> [PROBLEM STATEMENT] Extract the complete listing and output it unchanged.

> [ENTRIES SUPPLIED]

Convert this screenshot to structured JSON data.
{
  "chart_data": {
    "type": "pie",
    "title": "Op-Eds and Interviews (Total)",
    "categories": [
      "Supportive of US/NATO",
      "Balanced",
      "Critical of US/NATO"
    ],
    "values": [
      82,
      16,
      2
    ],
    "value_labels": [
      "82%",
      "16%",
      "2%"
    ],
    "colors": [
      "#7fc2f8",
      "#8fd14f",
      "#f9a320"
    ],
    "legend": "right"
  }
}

> [EXPECTED ANSWER]
Convert this screenshot to structured JSON data.
{
  "chart_data": {
    "type": "pie",
    "title": "Op-Eds and Interviews (Total)",
    "categories": [
      "Supportive of US/NATO",
      "Balanced",
      "Critical of US/NATO"
    ],
    "values": [
      82,
      16,
      2
    ],
    "value_labels": [
      "82%",
      "16%",
      "2%"
    ],
    "colors": [
      "#7fc2f8",
      "#8fd14f",
      "#f9a320"
    ],
    "legend": "right"
  }
}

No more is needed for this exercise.